[START OF Exercise inputs]

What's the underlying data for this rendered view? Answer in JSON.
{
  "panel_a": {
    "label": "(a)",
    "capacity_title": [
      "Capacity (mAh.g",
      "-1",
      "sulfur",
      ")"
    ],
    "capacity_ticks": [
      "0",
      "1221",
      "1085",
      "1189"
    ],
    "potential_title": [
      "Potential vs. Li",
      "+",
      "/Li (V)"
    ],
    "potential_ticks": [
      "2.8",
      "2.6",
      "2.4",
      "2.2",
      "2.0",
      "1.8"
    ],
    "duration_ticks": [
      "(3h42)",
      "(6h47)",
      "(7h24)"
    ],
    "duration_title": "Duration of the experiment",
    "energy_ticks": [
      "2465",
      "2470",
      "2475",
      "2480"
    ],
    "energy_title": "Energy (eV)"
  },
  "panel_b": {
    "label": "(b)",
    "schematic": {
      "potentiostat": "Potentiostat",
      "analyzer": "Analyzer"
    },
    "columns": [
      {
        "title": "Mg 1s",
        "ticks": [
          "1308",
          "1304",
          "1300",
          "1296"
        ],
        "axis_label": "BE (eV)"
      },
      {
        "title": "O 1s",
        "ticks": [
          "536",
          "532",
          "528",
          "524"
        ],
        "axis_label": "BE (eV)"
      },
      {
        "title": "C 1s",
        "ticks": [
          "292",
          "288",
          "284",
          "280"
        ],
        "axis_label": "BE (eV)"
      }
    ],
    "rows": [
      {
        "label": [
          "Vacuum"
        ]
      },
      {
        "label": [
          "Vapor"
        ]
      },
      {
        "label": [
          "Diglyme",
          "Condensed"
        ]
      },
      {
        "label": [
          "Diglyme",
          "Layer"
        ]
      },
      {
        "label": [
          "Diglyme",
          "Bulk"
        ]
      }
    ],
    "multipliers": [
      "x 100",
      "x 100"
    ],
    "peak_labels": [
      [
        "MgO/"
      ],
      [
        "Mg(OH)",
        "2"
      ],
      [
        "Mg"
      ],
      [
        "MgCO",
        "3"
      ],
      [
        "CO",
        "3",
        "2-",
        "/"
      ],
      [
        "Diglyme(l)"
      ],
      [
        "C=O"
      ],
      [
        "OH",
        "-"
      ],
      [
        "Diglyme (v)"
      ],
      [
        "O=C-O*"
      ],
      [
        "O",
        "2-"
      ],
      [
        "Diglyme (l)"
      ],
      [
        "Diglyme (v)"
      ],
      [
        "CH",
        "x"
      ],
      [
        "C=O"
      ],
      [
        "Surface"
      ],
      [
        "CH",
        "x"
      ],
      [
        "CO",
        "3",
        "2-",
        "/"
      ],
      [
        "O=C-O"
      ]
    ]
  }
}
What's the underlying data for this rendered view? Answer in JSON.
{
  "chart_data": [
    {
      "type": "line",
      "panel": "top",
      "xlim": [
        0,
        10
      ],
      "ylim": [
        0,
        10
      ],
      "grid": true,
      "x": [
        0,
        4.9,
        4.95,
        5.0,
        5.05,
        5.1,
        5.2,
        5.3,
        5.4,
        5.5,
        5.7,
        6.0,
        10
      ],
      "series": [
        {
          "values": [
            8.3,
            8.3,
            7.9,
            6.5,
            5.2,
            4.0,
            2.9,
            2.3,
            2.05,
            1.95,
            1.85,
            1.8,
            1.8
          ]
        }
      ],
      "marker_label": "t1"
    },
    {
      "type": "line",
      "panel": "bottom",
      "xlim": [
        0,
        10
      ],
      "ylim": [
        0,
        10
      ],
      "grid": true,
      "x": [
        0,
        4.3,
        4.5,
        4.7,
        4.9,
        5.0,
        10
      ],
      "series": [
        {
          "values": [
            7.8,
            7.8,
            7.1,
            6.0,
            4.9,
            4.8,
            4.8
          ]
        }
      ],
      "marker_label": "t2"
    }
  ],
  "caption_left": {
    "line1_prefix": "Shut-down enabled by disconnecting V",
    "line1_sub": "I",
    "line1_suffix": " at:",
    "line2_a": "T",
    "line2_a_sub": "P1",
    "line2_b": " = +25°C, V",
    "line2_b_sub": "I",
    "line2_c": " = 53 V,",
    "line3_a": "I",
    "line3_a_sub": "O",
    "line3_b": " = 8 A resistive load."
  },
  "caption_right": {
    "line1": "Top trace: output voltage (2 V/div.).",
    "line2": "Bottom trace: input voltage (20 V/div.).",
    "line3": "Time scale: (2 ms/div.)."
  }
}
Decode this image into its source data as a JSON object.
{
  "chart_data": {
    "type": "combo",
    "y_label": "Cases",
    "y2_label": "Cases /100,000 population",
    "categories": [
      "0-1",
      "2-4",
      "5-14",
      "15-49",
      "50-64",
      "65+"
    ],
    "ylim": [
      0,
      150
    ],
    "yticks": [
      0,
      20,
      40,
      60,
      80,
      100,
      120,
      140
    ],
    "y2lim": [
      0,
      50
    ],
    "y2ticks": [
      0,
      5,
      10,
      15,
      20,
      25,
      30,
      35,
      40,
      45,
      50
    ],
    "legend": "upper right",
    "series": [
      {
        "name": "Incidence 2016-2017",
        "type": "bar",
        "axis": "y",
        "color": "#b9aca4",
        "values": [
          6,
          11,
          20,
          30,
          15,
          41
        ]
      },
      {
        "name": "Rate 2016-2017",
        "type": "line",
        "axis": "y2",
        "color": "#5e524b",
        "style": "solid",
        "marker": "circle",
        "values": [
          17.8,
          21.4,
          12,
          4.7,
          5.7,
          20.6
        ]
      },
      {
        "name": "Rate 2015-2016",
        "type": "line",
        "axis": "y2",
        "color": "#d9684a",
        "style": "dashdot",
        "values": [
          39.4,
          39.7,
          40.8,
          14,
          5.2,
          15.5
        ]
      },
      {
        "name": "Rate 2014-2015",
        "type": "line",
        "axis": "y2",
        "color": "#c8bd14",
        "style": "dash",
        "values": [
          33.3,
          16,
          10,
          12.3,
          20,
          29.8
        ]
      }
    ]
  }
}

[END OF Exercise inputs]

### Exercise task
Take the entries above and transcribe them exactly.

### Task output
What's the underlying data for this rendered view? Answer in JSON.
{
  "panel_a": {
    "label": "(a)",
    "capacity_title": [
      "Capacity (mAh.g",
      "-1",
      "sulfur",
      ")"
    ],
    "capacity_ticks": [
      "0",
      "1221",
      "1085",
      "1189"
    ],
    "potential_title": [
      "Potential vs. Li",
      "+",
      "/Li (V)"
    ],
    "potential_ticks": [
      "2.8",
      "2.6",
      "2.4",
      "2.2",
      "2.0",
      "1.8"
    ],
    "duration_ticks": [
      "(3h42)",
      "(6h47)",
      "(7h24)"
    ],
    "duration_title": "Duration of the experiment",
    "energy_ticks": [
      "2465",
      "2470",
      "2475",
      "2480"
    ],
    "energy_title": "Energy (eV)"
  },
  "panel_b": {
    "label": "(b)",
    "schematic": {
      "potentiostat": "Potentiostat",
      "analyzer": "Analyzer"
    },
    "columns": [
      {
        "title": "Mg 1s",
        "ticks": [
          "1308",
          "1304",
          "1300",
          "1296"
        ],
        "axis_label": "BE (eV)"
      },
      {
        "title": "O 1s",
        "ticks": [
          "536",
          "532",
          "528",
          "524"
        ],
        "axis_label": "BE (eV)"
      },
      {
        "title": "C 1s",
        "ticks": [
          "292",
          "288",
          "284",
          "280"
        ],
        "axis_label": "BE (eV)"
      }
    ],
    "rows": [
      {
        "label": [
          "Vacuum"
        ]
      },
      {
        "label": [
          "Vapor"
        ]
      },
      {
        "label": [
          "Diglyme",
          "Condensed"
        ]
      },
      {
        "label": [
          "Diglyme",
          "Layer"
        ]
      },
      {
        "label": [
          "Diglyme",
          "Bulk"
        ]
      }
    ],
    "multipliers": [
      "x 100",
      "x 100"
    ],
    "peak_labels": [
      [
        "MgO/"
      ],
      [
        "Mg(OH)",
        "2"
      ],
      [
        "Mg"
      ],
      [
        "MgCO",
        "3"
      ],
      [
        "CO",
        "3",
        "2-",
        "/"
      ],
      [
        "Diglyme(l)"
      ],
      [
        "C=O"
      ],
      [
        "OH",
        "-"
      ],
      [
        "Diglyme (v)"
      ],
      [
        "O=C-O*"
      ],
      [
        "O",
        "2-"
      ],
      [
        "Diglyme (l)"
      ],
      [
        "Diglyme (v)"
      ],
      [
        "CH",
        "x"
      ],
      [
        "C=O"
      ],
      [
        "Surface"
      ],
      [
        "CH",
        "x"
      ],
      [
        "CO",
        "3",
        "2-",
        "/"
      ],
      [
        "O=C-O"
      ]
    ]
  }
}
What's the underlying data for this rendered view? Answer in JSON.
{
  "chart_data": [
    {
      "type": "line",
      "panel": "top",
      "xlim": [
        0,
        10
      ],
      "ylim": [
        0,
        10
      ],
      "grid": true,
      "x": [
        0,
        4.9,
        4.95,
        5.0,
        5.05,
        5.1,
        5.2,
        5.3,
        5.4,
        5.5,
        5.7,
        6.0,
        10
      ],
      "series": [
        {
          "values": [
            8.3,
            8.3,
            7.9,
            6.5,
            5.2,
            4.0,
            2.9,
            2.3,
            2.05,
            1.95,
            1.85,
            1.8,
            1.8
          ]
        }
      ],
      "marker_label": "t1"
    },
    {
      "type": "line",
      "panel": "bottom",
      "xlim": [
        0,
        10
      ],
      "ylim": [
        0,
        10
      ],
      "grid": true,
      "x": [
        0,
        4.3,
        4.5,
        4.7,
        4.9,
        5.0,
        10
      ],
      "series": [
        {
          "values": [
            7.8,
            7.8,
            7.1,
            6.0,
            4.9,
            4.8,
            4.8
          ]
        }
      ],
      "marker_label": "t2"
    }
  ],
  "caption_left": {
    "line1_prefix": "Shut-down enabled by disconnecting V",
    "line1_sub": "I",
    "line1_suffix": " at:",
    "line2_a": "T",
    "line2_a_sub": "P1",
    "line2_b": " = +25°C, V",
    "line2_b_sub": "I",
    "line2_c": " = 53 V,",
    "line3_a": "I",
    "line3_a_sub": "O",
    "line3_b": " = 8 A resistive load."
  },
  "caption_right": {
    "line1": "Top trace: output voltage (2 V/div.).",
    "line2": "Bottom trace: input voltage (20 V/div.).",
    "line3": "Time scale: (2 ms/div.)."
  }
}
Decode this image into its source data as a JSON object.
{
  "chart_data": {
    "type": "combo",
    "y_label": "Cases",
    "y2_label": "Cases /100,000 population",
    "categories": [
      "0-1",
      "2-4",
      "5-14",
      "15-49",
      "50-64",
      "65+"
    ],
    "ylim": [
      0,
      150
    ],
    "yticks": [
      0,
      20,
      40,
      60,
      80,
      100,
      120,
      140
    ],
    "y2lim": [
      0,
      50
    ],
    "y2ticks": [
      0,
      5,
      10,
      15,
      20,
      25,
      30,
      35,
      40,
      45,
      50
    ],
    "legend": "upper right",
    "series": [
      {
        "name": "Incidence 2016-2017",
        "type": "bar",
        "axis": "y",
        "color": "#b9aca4",
        "values": [
          6,
          11,
          20,
          30,
          15,
          41
        ]
      },
      {
        "name": "Rate 2016-2017",
        "type": "line",
        "axis": "y2",
        "color": "#5e524b",
        "style": "solid",
        "marker": "circle",
        "values": [
          17.8,
          21.4,
          12,
          4.7,
          5.7,
          20.6
        ]
      },
      {
        "name": "Rate 2015-2016",
        "type": "line",
        "axis": "y2",
        "color": "#d9684a",
        "style": "dashdot",
        "values": [
          39.4,
          39.7,
          40.8,
          14,
          5.2,
          15.5
        ]
      },
      {
        "name": "Rate 2014-2015",
        "type": "line",
        "axis": "y2",
        "color": "#c8bd14",
        "style": "dash",
        "values": [
          33.3,
          16,
          10,
          12.3,
          20,
          29.8
        ]
      }
    ]
  }
}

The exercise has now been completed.